- [Task description]: Find the string "nature" and gather every line that holds it.

(Data entries)
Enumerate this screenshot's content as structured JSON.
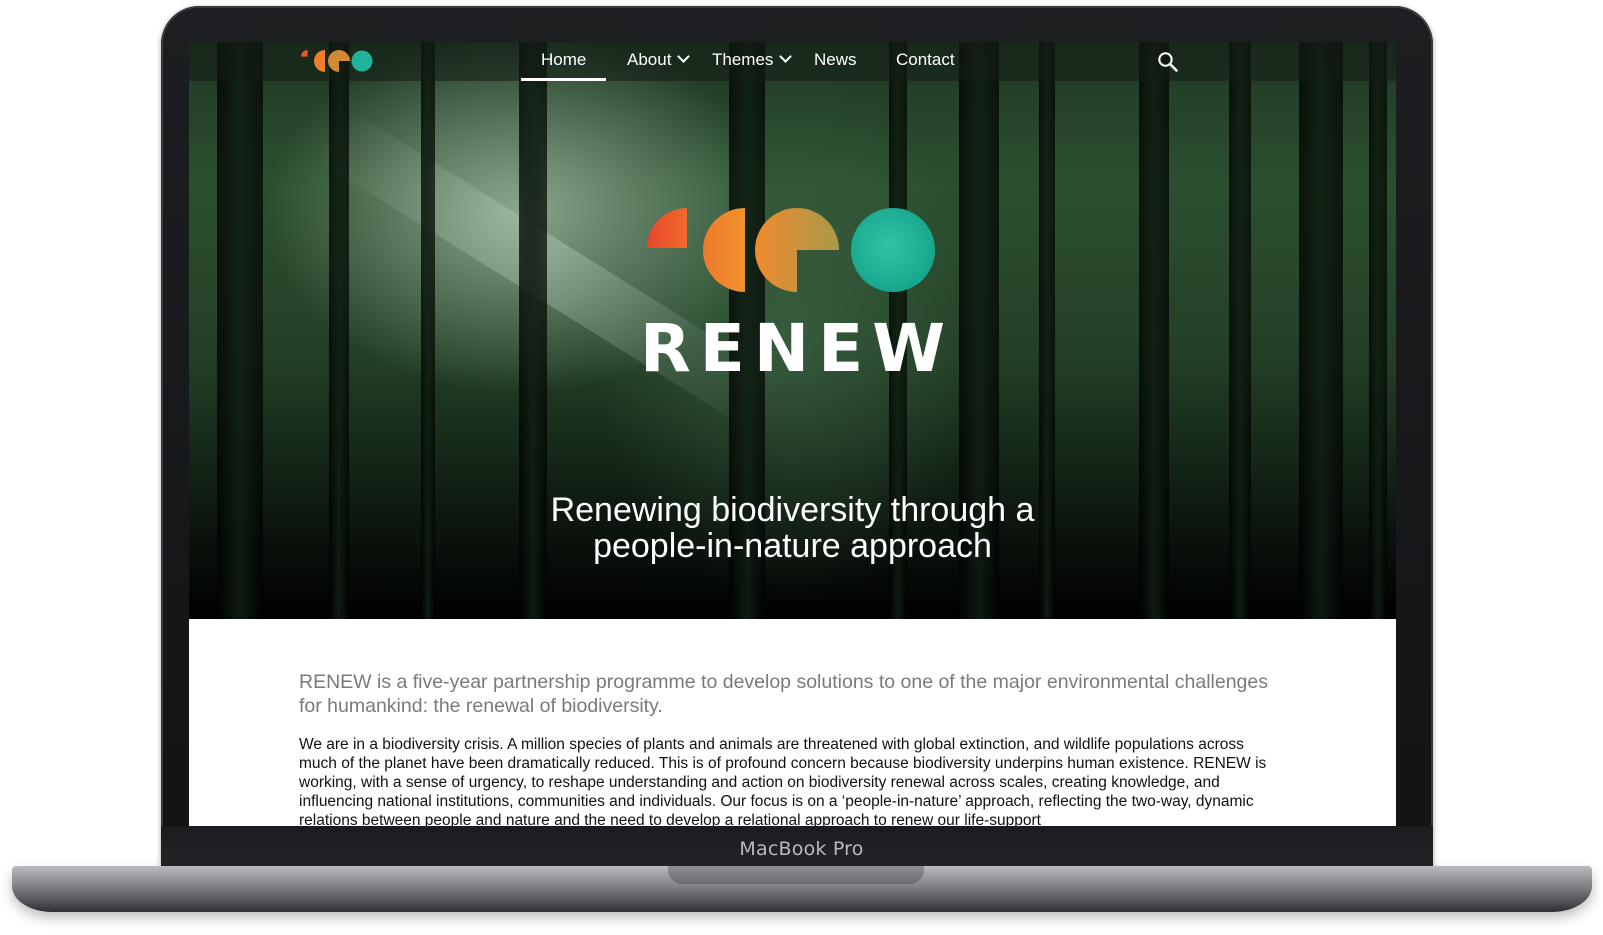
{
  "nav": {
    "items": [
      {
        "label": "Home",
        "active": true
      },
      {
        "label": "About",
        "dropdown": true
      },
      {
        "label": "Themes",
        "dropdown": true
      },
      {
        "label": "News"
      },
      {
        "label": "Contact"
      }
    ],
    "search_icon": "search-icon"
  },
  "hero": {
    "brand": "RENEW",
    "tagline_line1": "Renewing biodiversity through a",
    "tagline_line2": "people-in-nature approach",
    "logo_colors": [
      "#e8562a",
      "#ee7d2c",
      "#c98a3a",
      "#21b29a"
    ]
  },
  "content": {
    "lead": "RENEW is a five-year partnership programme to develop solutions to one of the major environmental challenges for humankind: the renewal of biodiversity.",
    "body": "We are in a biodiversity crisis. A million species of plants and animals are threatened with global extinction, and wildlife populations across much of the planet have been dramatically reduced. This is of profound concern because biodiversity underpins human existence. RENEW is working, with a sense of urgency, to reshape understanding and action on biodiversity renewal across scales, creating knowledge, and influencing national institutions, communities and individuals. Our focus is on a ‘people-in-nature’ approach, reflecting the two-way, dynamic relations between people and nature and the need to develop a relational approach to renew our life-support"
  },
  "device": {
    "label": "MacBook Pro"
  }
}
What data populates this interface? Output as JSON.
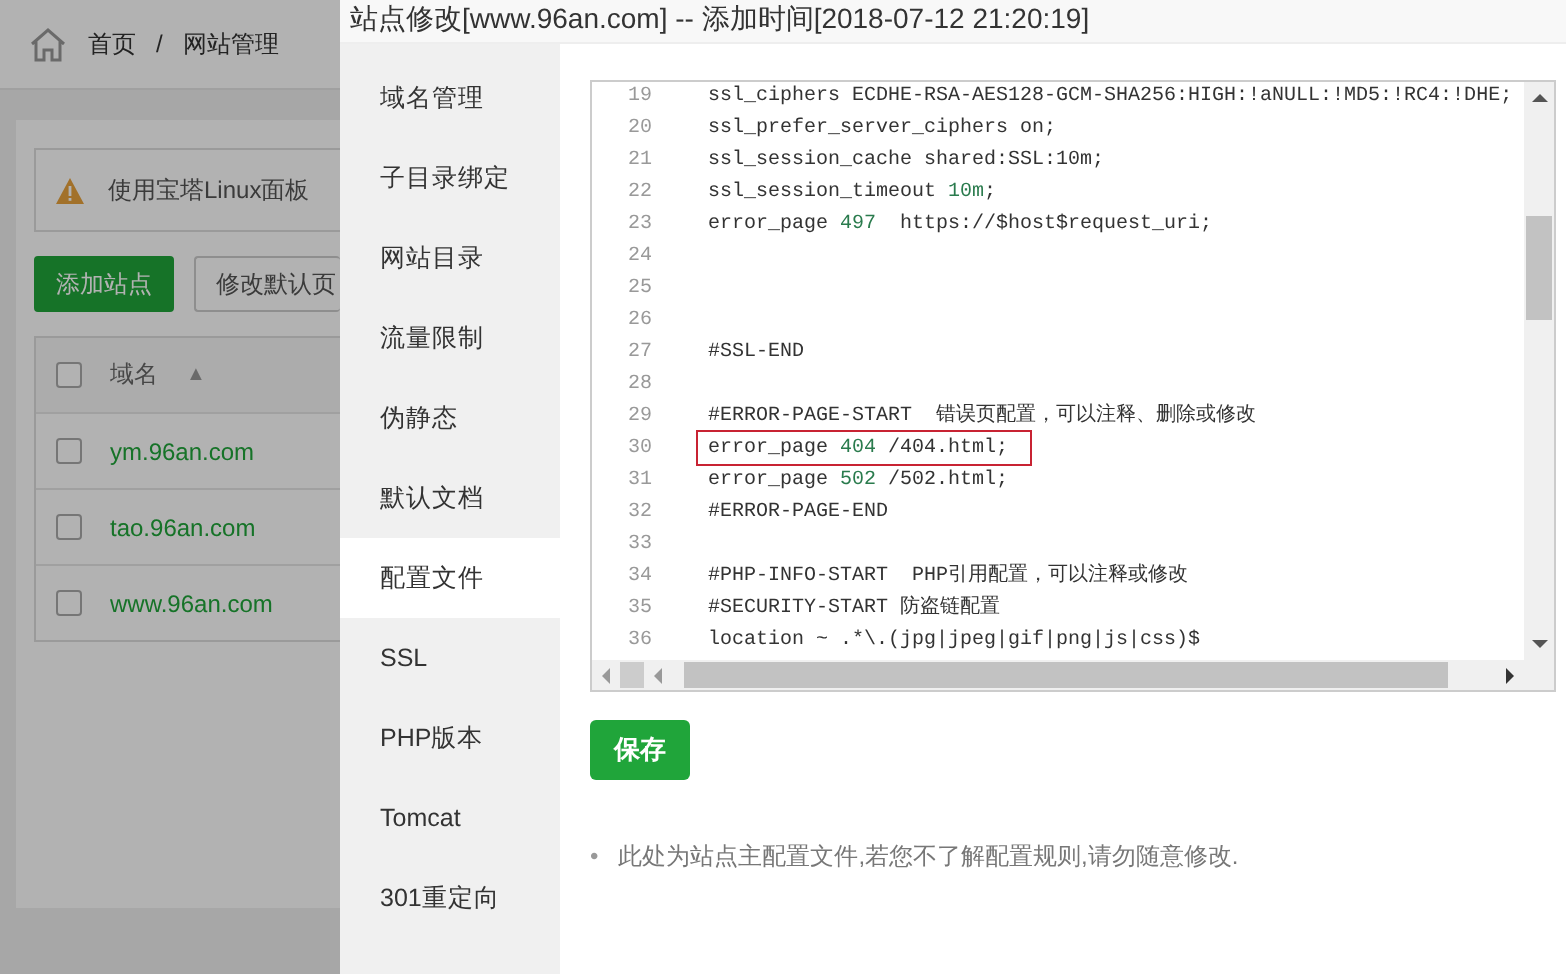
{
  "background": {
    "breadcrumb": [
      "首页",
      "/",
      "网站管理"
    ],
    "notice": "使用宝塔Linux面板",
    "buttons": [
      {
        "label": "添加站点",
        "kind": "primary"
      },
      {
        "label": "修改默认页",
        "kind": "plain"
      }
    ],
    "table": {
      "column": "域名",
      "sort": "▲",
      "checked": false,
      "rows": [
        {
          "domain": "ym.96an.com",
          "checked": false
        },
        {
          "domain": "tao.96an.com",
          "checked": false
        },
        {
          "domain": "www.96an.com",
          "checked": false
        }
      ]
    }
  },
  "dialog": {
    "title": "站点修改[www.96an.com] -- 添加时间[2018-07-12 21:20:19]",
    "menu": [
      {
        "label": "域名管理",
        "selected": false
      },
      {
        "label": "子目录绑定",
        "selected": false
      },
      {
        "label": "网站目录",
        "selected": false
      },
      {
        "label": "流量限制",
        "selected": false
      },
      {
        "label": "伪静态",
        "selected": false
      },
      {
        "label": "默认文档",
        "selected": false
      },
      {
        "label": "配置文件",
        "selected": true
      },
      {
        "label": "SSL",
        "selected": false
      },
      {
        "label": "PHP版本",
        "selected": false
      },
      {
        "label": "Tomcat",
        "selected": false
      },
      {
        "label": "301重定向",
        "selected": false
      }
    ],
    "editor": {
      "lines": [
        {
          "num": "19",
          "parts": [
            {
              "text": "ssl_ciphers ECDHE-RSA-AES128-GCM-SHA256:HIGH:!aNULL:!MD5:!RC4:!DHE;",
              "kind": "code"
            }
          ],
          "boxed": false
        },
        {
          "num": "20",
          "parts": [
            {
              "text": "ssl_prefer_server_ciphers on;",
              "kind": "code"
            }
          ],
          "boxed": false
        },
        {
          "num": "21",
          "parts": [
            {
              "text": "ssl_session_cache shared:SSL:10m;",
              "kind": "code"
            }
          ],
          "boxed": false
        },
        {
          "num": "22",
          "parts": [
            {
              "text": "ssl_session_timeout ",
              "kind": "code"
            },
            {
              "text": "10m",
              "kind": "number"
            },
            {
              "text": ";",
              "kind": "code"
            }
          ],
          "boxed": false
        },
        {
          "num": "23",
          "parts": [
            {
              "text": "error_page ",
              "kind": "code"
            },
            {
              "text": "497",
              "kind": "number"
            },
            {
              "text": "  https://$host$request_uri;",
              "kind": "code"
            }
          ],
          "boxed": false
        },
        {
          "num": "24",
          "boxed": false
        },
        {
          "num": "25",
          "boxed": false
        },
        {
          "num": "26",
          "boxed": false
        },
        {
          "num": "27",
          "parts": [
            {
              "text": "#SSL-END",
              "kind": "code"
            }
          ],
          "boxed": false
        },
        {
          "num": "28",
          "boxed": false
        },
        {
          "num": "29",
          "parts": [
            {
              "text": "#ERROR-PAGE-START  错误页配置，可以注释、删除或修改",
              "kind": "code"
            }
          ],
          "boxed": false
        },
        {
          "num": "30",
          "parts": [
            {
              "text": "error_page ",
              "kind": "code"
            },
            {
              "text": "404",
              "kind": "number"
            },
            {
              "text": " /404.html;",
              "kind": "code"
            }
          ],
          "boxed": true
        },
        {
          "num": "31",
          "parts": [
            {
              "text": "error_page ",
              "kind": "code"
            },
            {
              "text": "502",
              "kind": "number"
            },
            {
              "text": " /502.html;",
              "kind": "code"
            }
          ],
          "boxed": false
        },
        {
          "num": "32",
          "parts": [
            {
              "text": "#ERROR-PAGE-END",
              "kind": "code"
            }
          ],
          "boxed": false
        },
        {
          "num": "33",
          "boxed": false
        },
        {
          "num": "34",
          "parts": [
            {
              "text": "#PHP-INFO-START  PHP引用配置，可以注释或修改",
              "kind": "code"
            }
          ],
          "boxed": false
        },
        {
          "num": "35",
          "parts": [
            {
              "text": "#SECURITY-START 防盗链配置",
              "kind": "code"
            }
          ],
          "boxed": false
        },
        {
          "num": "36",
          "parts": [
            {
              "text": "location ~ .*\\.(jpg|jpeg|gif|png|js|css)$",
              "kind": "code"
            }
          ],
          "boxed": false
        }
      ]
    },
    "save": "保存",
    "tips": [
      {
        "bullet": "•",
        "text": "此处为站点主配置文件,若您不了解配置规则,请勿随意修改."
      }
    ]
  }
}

---

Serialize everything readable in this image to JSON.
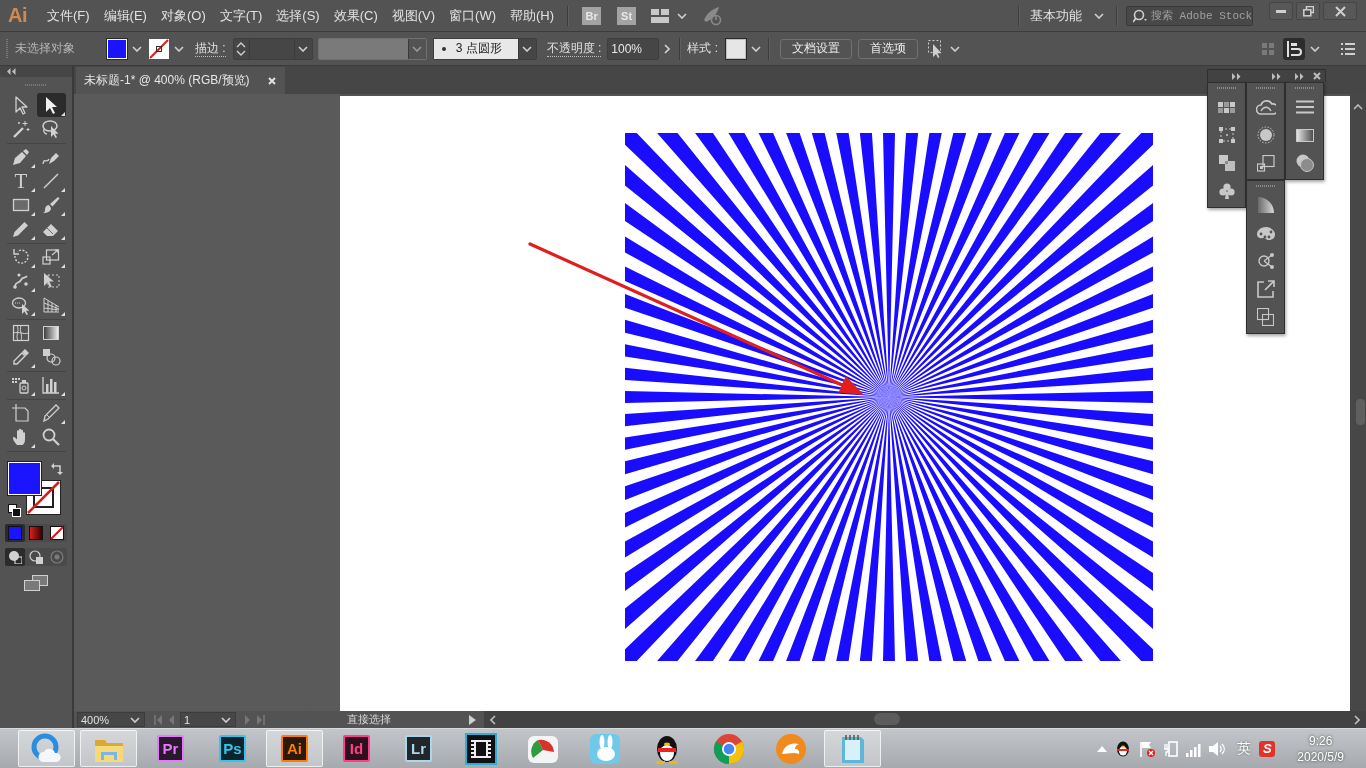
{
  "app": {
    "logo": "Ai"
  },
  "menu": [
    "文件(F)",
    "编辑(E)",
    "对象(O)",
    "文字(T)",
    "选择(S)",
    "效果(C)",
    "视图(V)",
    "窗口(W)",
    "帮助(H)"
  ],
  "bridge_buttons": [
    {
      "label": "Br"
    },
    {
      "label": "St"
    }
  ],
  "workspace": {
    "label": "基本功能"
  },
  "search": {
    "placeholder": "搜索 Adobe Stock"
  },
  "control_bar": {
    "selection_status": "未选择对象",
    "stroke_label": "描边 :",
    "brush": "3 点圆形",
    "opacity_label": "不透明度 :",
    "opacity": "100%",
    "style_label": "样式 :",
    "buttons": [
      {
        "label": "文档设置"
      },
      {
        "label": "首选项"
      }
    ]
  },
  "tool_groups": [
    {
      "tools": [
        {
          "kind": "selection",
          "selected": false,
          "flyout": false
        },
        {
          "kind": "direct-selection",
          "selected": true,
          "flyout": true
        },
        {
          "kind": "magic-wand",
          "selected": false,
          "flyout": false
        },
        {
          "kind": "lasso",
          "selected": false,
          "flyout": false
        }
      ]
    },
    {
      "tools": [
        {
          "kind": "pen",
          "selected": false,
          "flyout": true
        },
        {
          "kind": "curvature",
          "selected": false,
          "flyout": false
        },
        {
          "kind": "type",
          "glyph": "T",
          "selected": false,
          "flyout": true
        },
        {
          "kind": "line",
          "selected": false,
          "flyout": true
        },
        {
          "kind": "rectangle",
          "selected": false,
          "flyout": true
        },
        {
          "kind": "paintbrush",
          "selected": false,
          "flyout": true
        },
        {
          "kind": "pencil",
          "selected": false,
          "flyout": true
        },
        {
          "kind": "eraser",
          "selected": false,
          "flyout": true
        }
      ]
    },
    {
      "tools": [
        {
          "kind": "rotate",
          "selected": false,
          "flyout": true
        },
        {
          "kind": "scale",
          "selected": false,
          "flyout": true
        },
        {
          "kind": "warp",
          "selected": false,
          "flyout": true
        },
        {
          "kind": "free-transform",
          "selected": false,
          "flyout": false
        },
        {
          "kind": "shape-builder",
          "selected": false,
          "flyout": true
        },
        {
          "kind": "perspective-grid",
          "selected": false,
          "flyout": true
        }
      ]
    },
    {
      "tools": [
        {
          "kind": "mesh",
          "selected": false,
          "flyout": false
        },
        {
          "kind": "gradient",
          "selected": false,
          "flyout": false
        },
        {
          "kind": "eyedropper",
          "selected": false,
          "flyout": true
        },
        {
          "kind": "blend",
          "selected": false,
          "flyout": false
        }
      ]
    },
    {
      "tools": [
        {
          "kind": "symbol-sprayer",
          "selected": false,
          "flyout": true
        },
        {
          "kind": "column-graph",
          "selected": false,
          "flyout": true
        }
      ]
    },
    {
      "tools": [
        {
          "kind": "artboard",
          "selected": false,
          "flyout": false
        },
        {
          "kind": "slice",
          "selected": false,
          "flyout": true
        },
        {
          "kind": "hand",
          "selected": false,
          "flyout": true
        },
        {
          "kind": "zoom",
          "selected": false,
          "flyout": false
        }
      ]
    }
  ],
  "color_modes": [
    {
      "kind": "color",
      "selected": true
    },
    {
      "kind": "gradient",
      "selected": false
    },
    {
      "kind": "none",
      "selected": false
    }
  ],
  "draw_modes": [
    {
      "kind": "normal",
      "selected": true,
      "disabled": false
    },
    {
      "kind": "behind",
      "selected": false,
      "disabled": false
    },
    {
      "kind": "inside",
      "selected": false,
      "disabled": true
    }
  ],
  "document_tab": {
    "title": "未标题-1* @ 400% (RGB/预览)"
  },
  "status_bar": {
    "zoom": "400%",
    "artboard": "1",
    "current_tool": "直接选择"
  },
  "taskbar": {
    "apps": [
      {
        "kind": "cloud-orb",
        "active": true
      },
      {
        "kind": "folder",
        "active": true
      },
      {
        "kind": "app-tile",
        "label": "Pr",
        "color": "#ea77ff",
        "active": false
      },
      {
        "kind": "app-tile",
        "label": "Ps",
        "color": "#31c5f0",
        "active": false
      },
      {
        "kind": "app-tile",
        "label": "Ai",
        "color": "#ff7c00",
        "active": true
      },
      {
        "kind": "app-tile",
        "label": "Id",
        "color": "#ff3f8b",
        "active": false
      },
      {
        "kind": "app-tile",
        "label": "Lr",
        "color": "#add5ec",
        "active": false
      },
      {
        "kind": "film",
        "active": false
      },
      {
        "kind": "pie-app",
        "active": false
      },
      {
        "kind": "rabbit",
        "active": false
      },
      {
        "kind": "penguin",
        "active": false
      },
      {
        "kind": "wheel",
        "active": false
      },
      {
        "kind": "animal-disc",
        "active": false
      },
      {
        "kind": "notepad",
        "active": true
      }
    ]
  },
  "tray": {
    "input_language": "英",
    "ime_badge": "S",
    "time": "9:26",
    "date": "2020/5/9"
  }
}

---

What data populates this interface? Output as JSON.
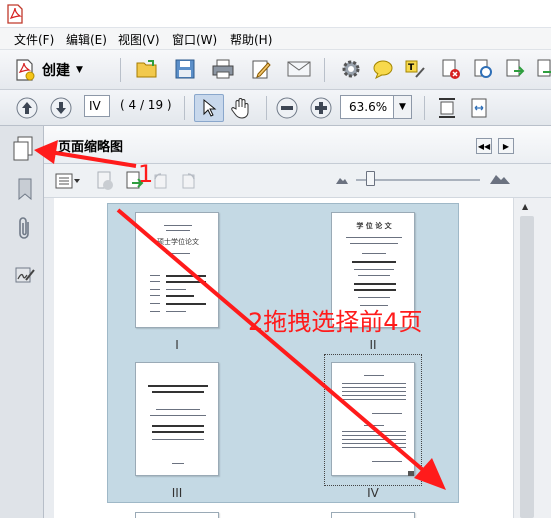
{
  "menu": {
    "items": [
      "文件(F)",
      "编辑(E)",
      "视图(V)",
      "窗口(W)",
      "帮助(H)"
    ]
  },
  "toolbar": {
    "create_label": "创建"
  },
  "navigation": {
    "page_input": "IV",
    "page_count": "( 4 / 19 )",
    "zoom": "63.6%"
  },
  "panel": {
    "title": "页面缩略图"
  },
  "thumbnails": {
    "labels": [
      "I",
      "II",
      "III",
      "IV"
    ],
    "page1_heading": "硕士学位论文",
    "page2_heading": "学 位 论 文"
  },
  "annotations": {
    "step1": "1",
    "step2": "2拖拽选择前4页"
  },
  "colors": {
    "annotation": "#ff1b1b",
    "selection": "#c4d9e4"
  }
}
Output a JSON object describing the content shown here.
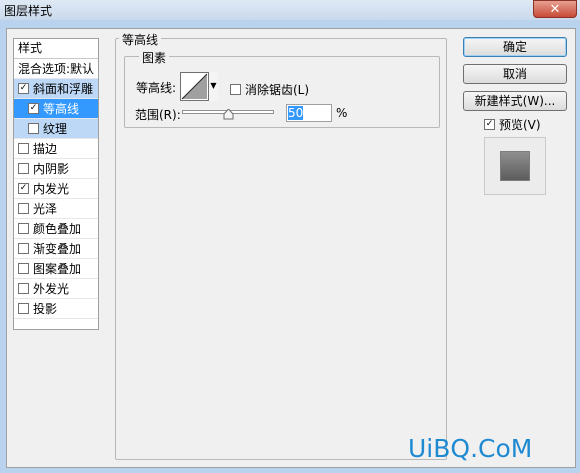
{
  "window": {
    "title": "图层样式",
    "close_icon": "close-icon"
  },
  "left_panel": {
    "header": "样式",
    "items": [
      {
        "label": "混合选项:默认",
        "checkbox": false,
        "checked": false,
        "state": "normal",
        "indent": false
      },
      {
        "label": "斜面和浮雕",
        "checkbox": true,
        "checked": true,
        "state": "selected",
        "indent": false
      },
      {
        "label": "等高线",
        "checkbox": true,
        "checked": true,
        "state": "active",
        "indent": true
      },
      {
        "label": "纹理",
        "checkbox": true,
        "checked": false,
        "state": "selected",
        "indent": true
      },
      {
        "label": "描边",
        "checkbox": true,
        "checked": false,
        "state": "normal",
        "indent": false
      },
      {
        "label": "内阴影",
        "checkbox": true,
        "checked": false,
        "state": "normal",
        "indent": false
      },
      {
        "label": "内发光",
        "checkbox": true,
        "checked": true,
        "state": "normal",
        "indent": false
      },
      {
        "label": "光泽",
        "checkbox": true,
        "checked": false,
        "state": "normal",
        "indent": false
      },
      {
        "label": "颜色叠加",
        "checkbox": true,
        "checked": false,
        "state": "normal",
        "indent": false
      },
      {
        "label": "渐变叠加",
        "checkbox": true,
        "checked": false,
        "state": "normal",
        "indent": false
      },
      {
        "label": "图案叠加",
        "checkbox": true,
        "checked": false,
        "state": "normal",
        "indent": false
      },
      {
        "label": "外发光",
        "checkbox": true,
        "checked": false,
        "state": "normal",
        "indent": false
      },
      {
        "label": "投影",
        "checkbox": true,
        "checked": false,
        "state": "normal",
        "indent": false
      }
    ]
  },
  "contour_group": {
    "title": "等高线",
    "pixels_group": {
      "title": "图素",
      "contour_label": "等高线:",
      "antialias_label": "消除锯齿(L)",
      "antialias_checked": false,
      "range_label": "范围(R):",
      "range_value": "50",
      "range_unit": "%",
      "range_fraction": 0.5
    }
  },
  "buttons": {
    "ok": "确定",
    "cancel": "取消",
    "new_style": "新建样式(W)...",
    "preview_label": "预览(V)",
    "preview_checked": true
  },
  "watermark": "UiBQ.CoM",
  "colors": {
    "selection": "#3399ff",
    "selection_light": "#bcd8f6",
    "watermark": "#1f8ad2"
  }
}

- [Solution for this exercise]:
    "tagline_line2": "people-in-nature approach",
    "body": "We are in a biodiversity crisis. A million species of plants and animals are threatened with global extinction, and wildlife populations across much of the planet have been dramatically reduced. This is of profound concern because biodiversity underpins human existence. RENEW is working, with a sense of urgency, to reshape understanding and action on biodiversity renewal across scales, creating knowledge, and influencing national institutions, communities and individuals. Our focus is on a ‘people-in-nature’ approach, reflecting the two-way, dynamic relations between people and nature and the need to develop a relational approach to renew our life-support"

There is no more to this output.